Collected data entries
## start

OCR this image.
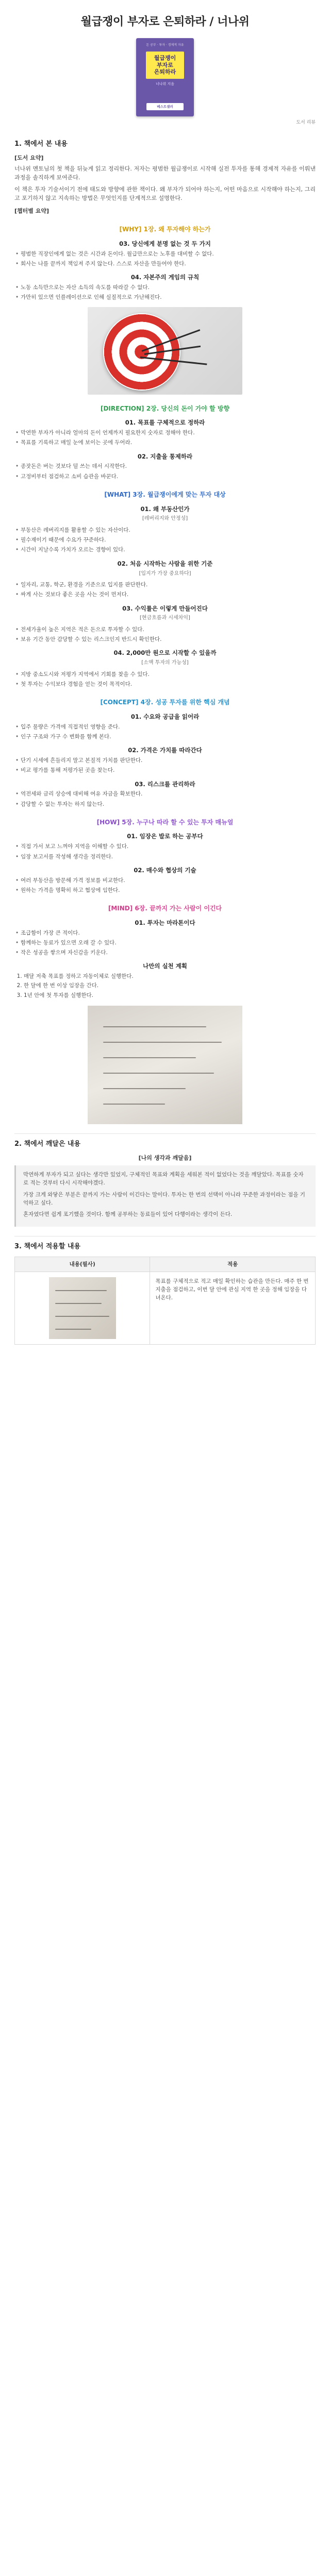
월급쟁이 부자로 은퇴하라 / 너나위
돈 공부 · 투자 · 경제적 자유
월급쟁이
부자로
은퇴하라
너나위 지음
베스트셀러
도서 리뷰
1. 책에서 본 내용
[도서 요약]

너나위 멘토님의 첫 책을 뒤늦게 읽고 정리한다. 저자는 평범한 월급쟁이로 시작해 실전 투자를 통해 경제적 자유를 이뤄낸 과정을 솔직하게 보여준다.

이 책은 투자 기술서이기 전에 태도와 방향에 관한 책이다. 왜 부자가 되어야 하는지, 어떤 마음으로 시작해야 하는지, 그리고 포기하지 않고 지속하는 방법은 무엇인지를 단계적으로 설명한다.

[챕터별 요약]
[WHY] 1장. 왜 투자해야 하는가
03. 당신에게 분명 없는 것 두 가지
• 평범한 직장인에게 없는 것은 시간과 돈이다. 월급만으로는 노후를 대비할 수 없다.
• 회사는 나를 끝까지 책임져 주지 않는다. 스스로 자산을 만들어야 한다.
04. 자본주의 게임의 규칙
• 노동 소득만으로는 자산 소득의 속도를 따라갈 수 없다.
• 가만히 있으면 인플레이션으로 인해 실질적으로 가난해진다.
[DIRECTION] 2장. 당신의 돈이 가야 할 방향
01. 목표를 구체적으로 정하라
• 막연한 부자가 아니라 얼마의 돈이 언제까지 필요한지 숫자로 정해야 한다.
• 목표를 기록하고 매일 눈에 보이는 곳에 두어라.
02. 지출을 통제하라
• 종잣돈은 버는 것보다 덜 쓰는 데서 시작한다.
• 고정비부터 점검하고 소비 습관을 바꾼다.
[WHAT] 3장. 월급쟁이에게 맞는 투자 대상
01. 왜 부동산인가
[레버리지와 안정성]
• 부동산은 레버리지를 활용할 수 있는 자산이다.
• 필수재이기 때문에 수요가 꾸준하다.
• 시간이 지날수록 가치가 오르는 경향이 있다.
02. 처음 시작하는 사람을 위한 기준
[입지가 가장 중요하다]
• 일자리, 교통, 학군, 환경을 기준으로 입지를 판단한다.
• 싸게 사는 것보다 좋은 곳을 사는 것이 먼저다.
03. 수익률은 이렇게 만들어진다
[현금흐름과 시세차익]
• 전세가율이 높은 지역은 적은 돈으로 투자할 수 있다.
• 보유 기간 동안 감당할 수 있는 리스크인지 반드시 확인한다.
04. 2,000만 원으로 시작할 수 있을까
[소액 투자의 가능성]
• 지방 중소도시와 저평가 지역에서 기회를 찾을 수 있다.
• 첫 투자는 수익보다 경험을 얻는 것이 목적이다.
[CONCEPT] 4장. 성공 투자를 위한 핵심 개념
01. 수요와 공급을 읽어라
• 입주 물량은 가격에 직접적인 영향을 준다.
• 인구 구조와 가구 수 변화를 함께 본다.
02. 가격은 가치를 따라간다
• 단기 시세에 흔들리지 말고 본질적 가치를 판단한다.
• 비교 평가를 통해 저평가된 곳을 찾는다.
03. 리스크를 관리하라
• 역전세와 금리 상승에 대비해 여유 자금을 확보한다.
• 감당할 수 없는 투자는 하지 않는다.
[HOW] 5장. 누구나 따라 할 수 있는 투자 매뉴얼
01. 임장은 발로 하는 공부다
• 직접 가서 보고 느껴야 지역을 이해할 수 있다.
• 임장 보고서를 작성해 생각을 정리한다.
02. 매수와 협상의 기술
• 여러 부동산을 방문해 가격 정보를 비교한다.
• 원하는 가격을 명확히 하고 협상에 임한다.
[MIND] 6장. 끝까지 가는 사람이 이긴다
01. 투자는 마라톤이다
• 조급함이 가장 큰 적이다.
• 함께하는 동료가 있으면 오래 갈 수 있다.
• 작은 성공을 쌓으며 자신감을 키운다.
나만의 실천 계획
1. 매달 저축 목표를 정하고 자동이체로 실행한다.
2. 한 달에 한 번 이상 임장을 간다.
3. 1년 안에 첫 투자를 실행한다.
2. 책에서 깨달은 내용
[나의 생각과 깨달음]

막연하게 부자가 되고 싶다는 생각만 있었지, 구체적인 목표와 계획을 세워본 적이 없었다는 것을 깨달았다. 목표를 숫자로 적는 것부터 다시 시작해야겠다.

가장 크게 와닿은 부분은 끝까지 가는 사람이 이긴다는 말이다. 투자는 한 번의 선택이 아니라 꾸준한 과정이라는 점을 기억하고 싶다.

혼자였다면 쉽게 포기했을 것이다. 함께 공부하는 동료들이 있어 다행이라는 생각이 든다.

3. 책에서 적용할 내용
내용(필사)	적용

	목표를 구체적으로 적고 매일 확인하는 습관을 만든다. 매주 한 번 지출을 점검하고, 이번 달 안에 관심 지역 한 곳을 정해 임장을 다녀온다.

## end

Whichever lines contain the string "판단한다", select and copy them.

Solution to this problem
• 일자리, 교통, 학군, 환경을 기준으로 입지를 판단한다.
• 단기 시세에 흔들리지 말고 본질적 가치를 판단한다.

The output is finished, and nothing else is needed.